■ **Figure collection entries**
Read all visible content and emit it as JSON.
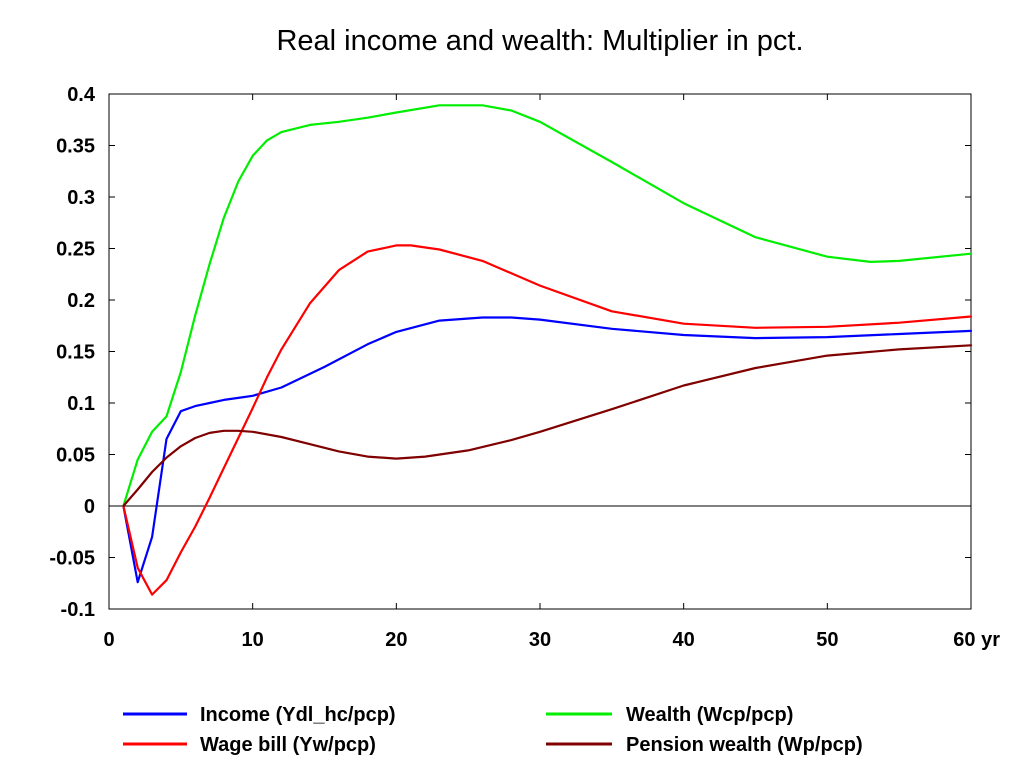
{
  "chart_data": {
    "type": "line",
    "title": "Real income and wealth: Multiplier in pct.",
    "xlabel": "",
    "ylabel": "",
    "x_unit_suffix": "yr",
    "xlim": [
      0,
      60
    ],
    "ylim": [
      -0.1,
      0.4
    ],
    "x_ticks": [
      0,
      10,
      20,
      30,
      40,
      50,
      60
    ],
    "x_tick_labels": [
      "0",
      "10",
      "20",
      "30",
      "40",
      "50",
      "60 yr"
    ],
    "y_ticks": [
      -0.1,
      -0.05,
      0,
      0.05,
      0.1,
      0.15,
      0.2,
      0.25,
      0.3,
      0.35,
      0.4
    ],
    "y_tick_labels": [
      "-0.1",
      "-0.05",
      "0",
      "0.05",
      "0.1",
      "0.15",
      "0.2",
      "0.25",
      "0.3",
      "0.35",
      "0.4"
    ],
    "grid": false,
    "zero_line": true,
    "legend_position": "bottom",
    "series": [
      {
        "name": "Income (Ydl_hc/pcp)",
        "color": "#0000ff",
        "x": [
          1,
          2,
          3,
          4,
          5,
          6,
          7,
          8,
          9,
          10,
          12,
          15,
          18,
          20,
          23,
          26,
          28,
          30,
          35,
          40,
          45,
          50,
          55,
          60
        ],
        "y": [
          0,
          -0.074,
          -0.03,
          0.065,
          0.092,
          0.097,
          0.1,
          0.103,
          0.105,
          0.107,
          0.115,
          0.135,
          0.157,
          0.169,
          0.18,
          0.183,
          0.183,
          0.181,
          0.172,
          0.166,
          0.163,
          0.164,
          0.167,
          0.17
        ]
      },
      {
        "name": "Wage bill (Yw/pcp)",
        "color": "#ff0000",
        "x": [
          1,
          2,
          3,
          4,
          5,
          6,
          7,
          8,
          9,
          10,
          11,
          12,
          14,
          16,
          18,
          20,
          21,
          23,
          26,
          30,
          35,
          40,
          45,
          50,
          55,
          60
        ],
        "y": [
          0,
          -0.06,
          -0.086,
          -0.072,
          -0.045,
          -0.02,
          0.008,
          0.037,
          0.066,
          0.095,
          0.125,
          0.152,
          0.197,
          0.229,
          0.247,
          0.253,
          0.253,
          0.249,
          0.238,
          0.214,
          0.189,
          0.177,
          0.173,
          0.174,
          0.178,
          0.184
        ]
      },
      {
        "name": "Wealth (Wcp/pcp)",
        "color": "#00ee00",
        "x": [
          1,
          2,
          3,
          4,
          5,
          6,
          7,
          8,
          9,
          10,
          11,
          12,
          14,
          16,
          18,
          20,
          23,
          26,
          28,
          30,
          35,
          40,
          45,
          50,
          53,
          55,
          60
        ],
        "y": [
          0,
          0.045,
          0.072,
          0.087,
          0.13,
          0.185,
          0.235,
          0.28,
          0.315,
          0.34,
          0.355,
          0.363,
          0.37,
          0.373,
          0.377,
          0.382,
          0.389,
          0.389,
          0.384,
          0.373,
          0.334,
          0.294,
          0.261,
          0.242,
          0.237,
          0.238,
          0.245
        ]
      },
      {
        "name": "Pension wealth (Wp/pcp)",
        "color": "#800000",
        "x": [
          1,
          2,
          3,
          4,
          5,
          6,
          7,
          8,
          9,
          10,
          12,
          14,
          16,
          18,
          20,
          22,
          25,
          28,
          30,
          35,
          40,
          45,
          50,
          55,
          60
        ],
        "y": [
          0,
          0.016,
          0.033,
          0.047,
          0.058,
          0.066,
          0.071,
          0.073,
          0.073,
          0.072,
          0.067,
          0.06,
          0.053,
          0.048,
          0.046,
          0.048,
          0.054,
          0.064,
          0.072,
          0.094,
          0.117,
          0.134,
          0.146,
          0.152,
          0.156
        ]
      }
    ]
  }
}
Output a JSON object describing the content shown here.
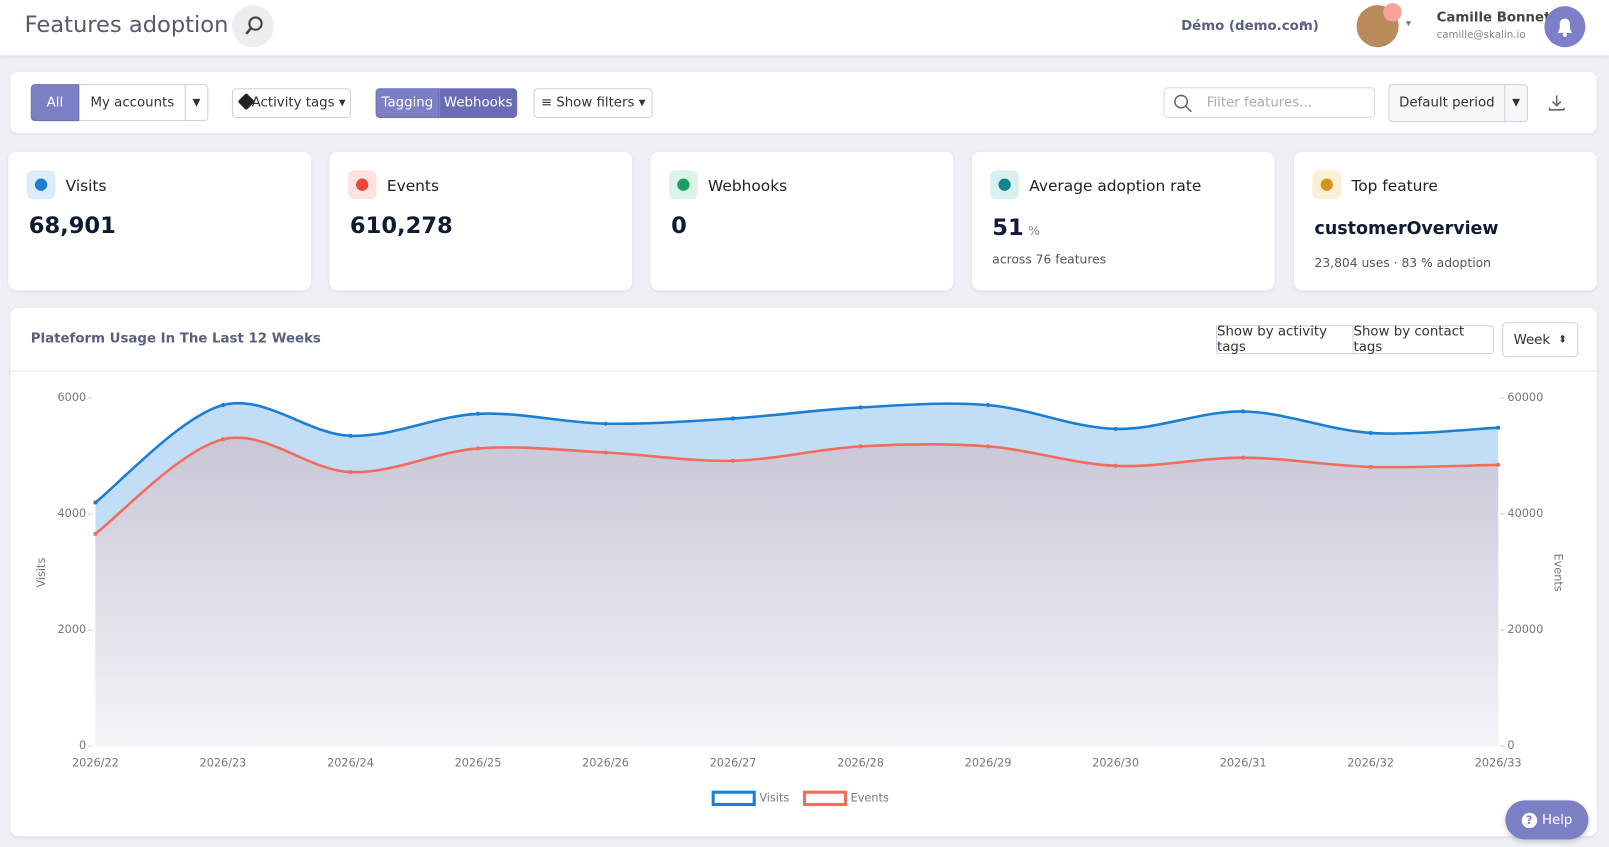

■ **Goal**
Gather each line from the listing above that holds "JSON".

■ **Answer to the problem**
Read all visible content and emit it as JSON.
Output a JSON object describing the content shown here.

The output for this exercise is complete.